### Task prompt
Identify the lines bearing the string "Annual" and gather them.

### Excerpted data
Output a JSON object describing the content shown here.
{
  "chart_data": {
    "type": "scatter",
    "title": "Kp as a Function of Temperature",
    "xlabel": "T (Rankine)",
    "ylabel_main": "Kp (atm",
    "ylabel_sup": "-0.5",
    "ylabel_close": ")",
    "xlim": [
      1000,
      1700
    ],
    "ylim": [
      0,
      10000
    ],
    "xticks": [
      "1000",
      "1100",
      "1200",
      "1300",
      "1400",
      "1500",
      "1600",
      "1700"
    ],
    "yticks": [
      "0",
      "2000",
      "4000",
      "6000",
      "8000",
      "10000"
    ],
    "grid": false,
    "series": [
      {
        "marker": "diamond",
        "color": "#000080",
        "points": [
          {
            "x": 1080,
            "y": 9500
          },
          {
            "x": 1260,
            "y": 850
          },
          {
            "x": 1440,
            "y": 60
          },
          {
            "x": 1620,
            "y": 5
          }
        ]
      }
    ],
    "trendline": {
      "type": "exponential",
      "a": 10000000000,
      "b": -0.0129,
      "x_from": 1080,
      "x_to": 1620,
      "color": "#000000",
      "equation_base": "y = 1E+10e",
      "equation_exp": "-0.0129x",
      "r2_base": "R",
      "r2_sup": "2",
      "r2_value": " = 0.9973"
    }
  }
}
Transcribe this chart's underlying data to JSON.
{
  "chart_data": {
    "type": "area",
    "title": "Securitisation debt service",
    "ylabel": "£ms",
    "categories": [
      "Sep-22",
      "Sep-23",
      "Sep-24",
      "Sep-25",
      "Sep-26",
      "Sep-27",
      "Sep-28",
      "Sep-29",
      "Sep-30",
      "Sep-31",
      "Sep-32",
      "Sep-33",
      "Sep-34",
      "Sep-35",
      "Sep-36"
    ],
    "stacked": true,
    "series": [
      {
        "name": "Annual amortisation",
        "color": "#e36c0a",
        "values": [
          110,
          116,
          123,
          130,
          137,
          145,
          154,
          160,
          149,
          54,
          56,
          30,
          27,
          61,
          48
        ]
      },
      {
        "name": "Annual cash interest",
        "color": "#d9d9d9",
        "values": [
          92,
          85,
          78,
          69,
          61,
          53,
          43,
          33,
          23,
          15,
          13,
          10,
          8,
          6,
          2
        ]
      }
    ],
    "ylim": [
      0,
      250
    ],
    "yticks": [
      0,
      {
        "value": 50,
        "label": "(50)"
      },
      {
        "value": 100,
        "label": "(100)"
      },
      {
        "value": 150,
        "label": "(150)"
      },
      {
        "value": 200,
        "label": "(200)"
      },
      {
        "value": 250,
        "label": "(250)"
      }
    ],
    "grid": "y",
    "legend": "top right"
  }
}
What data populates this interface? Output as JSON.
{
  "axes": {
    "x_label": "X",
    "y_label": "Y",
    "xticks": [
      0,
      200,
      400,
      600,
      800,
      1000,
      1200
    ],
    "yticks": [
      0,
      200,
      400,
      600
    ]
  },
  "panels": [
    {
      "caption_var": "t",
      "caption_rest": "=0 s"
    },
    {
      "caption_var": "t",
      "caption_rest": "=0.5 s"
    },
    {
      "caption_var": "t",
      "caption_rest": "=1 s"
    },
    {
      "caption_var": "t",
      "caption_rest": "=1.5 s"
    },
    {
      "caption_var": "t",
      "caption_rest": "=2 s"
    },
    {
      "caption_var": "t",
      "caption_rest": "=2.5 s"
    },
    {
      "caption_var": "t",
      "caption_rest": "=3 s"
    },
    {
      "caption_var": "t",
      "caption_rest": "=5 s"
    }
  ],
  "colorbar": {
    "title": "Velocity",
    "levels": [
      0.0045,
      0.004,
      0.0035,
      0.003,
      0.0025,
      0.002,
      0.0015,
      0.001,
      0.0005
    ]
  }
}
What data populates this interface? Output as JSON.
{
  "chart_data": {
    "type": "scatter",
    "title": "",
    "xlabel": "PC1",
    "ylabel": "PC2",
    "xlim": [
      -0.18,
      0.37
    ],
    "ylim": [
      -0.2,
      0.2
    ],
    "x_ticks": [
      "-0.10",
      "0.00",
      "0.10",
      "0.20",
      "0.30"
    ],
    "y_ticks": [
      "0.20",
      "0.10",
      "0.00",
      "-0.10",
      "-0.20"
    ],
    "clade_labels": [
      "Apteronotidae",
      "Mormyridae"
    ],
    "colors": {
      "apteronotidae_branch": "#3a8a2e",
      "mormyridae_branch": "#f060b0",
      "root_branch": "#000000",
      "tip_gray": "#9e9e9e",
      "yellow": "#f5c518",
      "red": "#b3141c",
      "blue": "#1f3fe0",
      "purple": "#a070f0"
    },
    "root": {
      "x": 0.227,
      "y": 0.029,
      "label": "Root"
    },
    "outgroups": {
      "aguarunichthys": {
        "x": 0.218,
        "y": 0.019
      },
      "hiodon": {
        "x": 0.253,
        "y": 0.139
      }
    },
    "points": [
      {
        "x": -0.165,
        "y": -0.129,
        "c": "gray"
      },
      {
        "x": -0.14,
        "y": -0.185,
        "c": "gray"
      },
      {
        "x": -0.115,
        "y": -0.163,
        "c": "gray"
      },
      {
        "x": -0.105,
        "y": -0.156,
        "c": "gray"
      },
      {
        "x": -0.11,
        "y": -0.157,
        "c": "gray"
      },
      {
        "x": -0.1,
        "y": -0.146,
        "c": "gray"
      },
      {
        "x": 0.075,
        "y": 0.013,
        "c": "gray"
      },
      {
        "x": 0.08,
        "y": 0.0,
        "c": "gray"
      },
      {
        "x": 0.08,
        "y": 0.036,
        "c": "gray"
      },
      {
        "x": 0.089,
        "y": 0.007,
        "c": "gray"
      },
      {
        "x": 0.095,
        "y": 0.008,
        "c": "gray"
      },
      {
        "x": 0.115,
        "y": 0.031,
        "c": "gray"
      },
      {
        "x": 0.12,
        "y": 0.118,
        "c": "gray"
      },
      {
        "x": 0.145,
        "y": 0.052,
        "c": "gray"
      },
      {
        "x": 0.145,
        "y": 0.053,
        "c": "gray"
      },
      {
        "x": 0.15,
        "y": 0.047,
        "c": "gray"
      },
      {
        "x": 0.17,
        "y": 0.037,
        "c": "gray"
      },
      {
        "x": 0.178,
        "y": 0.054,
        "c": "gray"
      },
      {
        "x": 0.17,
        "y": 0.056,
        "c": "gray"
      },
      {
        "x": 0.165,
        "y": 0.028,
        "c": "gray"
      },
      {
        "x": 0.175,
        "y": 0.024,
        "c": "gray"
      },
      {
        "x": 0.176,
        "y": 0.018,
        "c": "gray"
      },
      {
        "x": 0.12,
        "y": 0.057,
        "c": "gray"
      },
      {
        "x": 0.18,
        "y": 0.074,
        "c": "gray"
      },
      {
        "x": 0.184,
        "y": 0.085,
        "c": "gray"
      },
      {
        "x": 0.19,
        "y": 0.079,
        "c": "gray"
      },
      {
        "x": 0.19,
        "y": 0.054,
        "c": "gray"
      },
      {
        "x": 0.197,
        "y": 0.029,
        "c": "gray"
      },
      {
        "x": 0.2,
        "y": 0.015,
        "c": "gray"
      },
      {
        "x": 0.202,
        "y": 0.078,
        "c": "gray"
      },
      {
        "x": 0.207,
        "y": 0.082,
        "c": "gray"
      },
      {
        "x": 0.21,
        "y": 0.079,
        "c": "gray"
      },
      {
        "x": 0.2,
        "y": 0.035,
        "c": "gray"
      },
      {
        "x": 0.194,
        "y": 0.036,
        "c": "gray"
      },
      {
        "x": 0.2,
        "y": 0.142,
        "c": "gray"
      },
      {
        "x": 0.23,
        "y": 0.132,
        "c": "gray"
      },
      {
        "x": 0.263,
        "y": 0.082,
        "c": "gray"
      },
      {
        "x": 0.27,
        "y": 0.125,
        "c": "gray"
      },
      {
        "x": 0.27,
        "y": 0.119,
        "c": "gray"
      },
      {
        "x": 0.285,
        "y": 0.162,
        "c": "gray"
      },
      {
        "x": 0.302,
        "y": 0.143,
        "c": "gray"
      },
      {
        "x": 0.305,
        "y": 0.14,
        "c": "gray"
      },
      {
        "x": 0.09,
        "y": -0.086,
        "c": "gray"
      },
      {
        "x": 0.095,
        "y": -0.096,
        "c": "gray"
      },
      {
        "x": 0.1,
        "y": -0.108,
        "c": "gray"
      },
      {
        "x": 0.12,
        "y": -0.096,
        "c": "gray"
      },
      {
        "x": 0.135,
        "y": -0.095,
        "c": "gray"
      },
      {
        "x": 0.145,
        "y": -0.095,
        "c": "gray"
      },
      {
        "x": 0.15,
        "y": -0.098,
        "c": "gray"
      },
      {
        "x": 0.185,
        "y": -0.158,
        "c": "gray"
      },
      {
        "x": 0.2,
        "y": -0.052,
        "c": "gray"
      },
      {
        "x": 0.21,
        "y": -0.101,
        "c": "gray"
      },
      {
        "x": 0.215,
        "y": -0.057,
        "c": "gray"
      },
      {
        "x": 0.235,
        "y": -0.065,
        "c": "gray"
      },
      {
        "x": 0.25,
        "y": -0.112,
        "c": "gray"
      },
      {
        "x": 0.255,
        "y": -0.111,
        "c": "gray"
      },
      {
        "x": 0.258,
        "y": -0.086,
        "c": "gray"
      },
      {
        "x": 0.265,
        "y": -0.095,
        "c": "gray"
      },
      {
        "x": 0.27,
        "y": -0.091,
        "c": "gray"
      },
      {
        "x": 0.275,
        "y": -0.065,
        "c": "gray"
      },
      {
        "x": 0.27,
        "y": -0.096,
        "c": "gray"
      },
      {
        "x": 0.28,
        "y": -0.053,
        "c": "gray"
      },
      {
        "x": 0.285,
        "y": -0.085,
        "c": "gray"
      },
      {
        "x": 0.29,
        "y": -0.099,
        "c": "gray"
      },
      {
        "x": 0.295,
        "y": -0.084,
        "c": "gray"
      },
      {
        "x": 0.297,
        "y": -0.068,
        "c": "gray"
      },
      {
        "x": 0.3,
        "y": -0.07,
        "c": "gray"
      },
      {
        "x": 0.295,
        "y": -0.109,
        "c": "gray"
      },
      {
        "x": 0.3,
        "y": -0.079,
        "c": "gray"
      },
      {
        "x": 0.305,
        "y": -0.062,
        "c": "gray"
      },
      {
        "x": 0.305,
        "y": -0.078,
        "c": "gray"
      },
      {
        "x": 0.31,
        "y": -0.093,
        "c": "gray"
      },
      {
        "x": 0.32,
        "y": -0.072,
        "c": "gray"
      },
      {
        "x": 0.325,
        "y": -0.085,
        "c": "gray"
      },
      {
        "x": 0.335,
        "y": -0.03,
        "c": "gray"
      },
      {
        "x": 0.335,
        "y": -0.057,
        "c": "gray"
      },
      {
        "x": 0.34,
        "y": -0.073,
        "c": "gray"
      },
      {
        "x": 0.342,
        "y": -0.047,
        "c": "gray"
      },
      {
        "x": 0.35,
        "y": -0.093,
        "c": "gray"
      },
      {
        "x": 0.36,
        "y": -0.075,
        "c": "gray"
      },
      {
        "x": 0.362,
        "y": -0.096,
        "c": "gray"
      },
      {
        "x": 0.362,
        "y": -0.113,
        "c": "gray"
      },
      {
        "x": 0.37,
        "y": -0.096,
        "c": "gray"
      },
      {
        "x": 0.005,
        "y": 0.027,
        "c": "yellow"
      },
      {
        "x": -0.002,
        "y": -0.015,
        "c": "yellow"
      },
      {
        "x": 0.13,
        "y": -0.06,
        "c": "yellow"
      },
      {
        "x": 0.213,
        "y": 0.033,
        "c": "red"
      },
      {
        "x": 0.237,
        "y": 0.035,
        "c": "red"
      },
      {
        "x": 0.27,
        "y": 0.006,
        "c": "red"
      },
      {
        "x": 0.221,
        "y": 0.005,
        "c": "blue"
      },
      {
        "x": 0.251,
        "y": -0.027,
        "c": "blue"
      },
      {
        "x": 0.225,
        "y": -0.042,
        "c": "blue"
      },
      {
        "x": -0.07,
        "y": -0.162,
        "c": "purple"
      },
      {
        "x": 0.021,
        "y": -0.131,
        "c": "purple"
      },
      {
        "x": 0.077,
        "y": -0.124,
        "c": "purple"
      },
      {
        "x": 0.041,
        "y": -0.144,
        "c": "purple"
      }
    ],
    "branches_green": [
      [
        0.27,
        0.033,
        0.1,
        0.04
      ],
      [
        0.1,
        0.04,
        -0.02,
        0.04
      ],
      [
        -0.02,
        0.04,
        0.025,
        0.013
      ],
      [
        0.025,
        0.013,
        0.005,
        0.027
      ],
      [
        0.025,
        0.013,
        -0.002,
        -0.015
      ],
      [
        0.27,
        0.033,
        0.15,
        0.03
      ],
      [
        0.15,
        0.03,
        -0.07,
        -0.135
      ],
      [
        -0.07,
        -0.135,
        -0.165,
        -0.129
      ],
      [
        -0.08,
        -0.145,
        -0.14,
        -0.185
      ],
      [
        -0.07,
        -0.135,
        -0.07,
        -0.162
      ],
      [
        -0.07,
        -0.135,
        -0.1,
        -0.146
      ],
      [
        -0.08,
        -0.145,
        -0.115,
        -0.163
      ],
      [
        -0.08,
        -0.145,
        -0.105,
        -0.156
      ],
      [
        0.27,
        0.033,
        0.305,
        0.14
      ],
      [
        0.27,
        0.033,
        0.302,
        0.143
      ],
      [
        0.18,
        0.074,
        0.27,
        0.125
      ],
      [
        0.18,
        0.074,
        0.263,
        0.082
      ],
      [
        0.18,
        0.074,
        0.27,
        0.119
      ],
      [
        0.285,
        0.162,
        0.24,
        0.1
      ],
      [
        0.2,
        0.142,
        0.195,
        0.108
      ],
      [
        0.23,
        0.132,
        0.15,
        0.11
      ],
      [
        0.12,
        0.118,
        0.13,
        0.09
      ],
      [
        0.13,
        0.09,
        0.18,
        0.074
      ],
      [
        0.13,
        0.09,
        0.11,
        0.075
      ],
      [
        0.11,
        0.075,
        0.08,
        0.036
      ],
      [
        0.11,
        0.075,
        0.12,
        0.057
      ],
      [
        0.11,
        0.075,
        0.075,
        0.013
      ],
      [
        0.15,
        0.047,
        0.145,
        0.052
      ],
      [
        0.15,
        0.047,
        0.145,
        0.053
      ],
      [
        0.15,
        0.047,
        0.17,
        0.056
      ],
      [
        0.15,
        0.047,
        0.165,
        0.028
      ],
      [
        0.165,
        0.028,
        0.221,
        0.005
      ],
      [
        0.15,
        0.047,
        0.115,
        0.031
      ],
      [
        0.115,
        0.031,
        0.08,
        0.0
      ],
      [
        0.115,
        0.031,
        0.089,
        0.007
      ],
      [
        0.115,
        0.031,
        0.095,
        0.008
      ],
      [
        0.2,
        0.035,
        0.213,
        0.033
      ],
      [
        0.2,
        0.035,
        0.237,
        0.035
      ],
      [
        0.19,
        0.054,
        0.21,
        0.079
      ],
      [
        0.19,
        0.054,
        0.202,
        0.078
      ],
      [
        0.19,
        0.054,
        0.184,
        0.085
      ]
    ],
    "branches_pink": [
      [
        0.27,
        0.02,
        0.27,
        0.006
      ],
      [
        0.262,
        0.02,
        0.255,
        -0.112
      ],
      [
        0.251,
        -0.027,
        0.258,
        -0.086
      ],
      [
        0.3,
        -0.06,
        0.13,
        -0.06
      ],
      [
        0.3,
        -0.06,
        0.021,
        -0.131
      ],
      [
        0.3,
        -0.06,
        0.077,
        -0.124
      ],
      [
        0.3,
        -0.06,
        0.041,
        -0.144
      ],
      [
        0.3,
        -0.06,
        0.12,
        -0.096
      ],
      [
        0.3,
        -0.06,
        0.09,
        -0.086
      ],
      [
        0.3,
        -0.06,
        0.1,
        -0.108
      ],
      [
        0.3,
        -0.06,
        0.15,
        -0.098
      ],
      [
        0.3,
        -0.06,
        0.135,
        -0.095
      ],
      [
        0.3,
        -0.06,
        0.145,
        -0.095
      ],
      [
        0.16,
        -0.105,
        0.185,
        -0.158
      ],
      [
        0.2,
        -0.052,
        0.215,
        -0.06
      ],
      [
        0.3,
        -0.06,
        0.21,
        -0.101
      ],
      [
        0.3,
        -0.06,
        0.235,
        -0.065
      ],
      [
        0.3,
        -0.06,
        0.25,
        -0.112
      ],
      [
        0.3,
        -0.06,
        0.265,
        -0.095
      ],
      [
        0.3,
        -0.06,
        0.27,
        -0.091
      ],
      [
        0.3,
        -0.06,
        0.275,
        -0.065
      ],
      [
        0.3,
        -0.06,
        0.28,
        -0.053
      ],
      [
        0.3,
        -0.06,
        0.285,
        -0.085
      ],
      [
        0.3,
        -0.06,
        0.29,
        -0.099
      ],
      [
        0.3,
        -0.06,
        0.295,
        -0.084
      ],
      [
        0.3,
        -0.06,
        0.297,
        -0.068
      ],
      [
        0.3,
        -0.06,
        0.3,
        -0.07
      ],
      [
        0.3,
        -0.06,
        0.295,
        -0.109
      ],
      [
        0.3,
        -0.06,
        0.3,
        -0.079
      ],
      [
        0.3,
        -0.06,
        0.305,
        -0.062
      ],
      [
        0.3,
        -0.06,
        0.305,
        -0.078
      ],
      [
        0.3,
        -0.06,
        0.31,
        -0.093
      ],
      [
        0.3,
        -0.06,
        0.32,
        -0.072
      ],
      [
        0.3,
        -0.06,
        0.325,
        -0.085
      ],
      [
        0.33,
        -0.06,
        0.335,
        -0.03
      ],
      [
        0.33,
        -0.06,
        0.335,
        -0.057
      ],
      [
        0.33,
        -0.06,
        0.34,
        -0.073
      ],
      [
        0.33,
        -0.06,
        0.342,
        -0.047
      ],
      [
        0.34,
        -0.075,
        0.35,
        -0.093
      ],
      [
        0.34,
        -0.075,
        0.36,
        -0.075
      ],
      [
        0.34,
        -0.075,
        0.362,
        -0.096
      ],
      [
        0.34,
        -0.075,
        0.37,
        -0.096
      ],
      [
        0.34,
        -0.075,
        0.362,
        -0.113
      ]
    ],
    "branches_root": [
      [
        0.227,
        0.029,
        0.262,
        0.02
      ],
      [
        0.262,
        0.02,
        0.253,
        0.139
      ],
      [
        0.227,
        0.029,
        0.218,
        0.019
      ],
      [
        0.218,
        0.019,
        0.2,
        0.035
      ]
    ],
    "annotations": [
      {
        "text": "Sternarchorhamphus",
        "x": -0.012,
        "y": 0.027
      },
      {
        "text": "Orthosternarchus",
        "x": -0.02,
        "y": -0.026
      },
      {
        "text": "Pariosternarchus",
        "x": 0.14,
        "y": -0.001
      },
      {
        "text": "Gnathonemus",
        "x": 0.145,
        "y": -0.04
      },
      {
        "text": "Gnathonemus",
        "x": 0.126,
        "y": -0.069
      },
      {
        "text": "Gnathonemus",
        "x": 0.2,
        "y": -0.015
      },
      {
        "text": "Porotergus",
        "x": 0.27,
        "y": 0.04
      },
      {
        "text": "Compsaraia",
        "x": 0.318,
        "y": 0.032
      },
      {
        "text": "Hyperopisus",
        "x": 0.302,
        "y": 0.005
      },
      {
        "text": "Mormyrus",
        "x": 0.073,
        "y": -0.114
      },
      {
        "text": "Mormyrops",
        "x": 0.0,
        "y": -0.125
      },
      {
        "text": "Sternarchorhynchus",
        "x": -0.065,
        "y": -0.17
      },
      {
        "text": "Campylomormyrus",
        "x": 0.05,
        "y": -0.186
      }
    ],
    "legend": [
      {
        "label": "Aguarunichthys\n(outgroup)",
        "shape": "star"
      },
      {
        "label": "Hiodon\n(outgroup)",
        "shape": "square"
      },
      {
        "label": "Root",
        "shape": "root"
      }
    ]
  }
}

### Output of the task
        "name": "Annual amortisation",
        "name": "Annual cash interest",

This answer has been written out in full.